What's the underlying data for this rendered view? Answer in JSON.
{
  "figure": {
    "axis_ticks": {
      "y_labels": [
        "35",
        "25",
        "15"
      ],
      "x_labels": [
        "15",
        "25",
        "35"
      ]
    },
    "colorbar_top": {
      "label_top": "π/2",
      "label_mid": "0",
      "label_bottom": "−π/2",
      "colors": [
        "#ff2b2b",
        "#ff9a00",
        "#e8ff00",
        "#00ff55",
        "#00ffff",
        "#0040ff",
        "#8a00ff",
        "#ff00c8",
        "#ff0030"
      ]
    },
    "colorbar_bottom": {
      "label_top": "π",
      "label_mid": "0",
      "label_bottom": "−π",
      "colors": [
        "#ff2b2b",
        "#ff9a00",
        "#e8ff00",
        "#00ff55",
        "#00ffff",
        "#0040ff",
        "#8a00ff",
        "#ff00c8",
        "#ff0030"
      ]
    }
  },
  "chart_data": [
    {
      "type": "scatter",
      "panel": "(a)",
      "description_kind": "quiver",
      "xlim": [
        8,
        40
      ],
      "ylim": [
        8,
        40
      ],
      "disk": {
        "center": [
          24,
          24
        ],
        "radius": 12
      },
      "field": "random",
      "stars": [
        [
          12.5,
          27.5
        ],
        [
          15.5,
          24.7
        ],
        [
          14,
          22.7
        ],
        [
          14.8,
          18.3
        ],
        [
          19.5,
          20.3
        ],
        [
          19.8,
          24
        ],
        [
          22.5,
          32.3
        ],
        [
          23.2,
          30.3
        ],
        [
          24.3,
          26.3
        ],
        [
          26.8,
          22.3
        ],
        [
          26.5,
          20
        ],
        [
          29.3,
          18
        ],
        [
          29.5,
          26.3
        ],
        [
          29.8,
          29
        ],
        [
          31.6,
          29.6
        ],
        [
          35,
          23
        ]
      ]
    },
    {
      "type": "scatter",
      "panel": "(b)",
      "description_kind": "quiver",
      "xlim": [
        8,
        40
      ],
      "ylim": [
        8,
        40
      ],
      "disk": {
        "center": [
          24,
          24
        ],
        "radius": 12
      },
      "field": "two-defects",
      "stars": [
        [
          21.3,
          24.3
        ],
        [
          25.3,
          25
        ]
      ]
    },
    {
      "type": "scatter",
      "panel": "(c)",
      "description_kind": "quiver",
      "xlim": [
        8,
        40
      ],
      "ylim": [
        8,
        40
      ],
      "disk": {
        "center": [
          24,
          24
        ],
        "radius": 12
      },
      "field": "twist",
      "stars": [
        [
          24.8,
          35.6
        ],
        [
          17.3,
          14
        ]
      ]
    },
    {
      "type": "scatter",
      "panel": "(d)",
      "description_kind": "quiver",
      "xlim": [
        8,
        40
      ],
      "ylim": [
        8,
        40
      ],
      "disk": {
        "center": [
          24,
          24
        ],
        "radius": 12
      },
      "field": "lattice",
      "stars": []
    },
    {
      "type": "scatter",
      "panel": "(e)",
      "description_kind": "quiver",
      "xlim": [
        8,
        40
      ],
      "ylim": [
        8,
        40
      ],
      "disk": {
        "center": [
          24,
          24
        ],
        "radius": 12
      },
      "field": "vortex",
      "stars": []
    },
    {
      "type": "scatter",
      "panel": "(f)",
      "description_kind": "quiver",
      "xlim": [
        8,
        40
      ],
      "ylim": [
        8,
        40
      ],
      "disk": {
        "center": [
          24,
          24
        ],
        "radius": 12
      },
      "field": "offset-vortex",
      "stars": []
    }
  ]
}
....................
Pick out each line that holds the string "panel".

      "panel": "(a)",
      "panel": "(b)",
      "panel": "(c)",
      "panel": "(d)",
      "panel": "(e)",
      "panel": "(f)",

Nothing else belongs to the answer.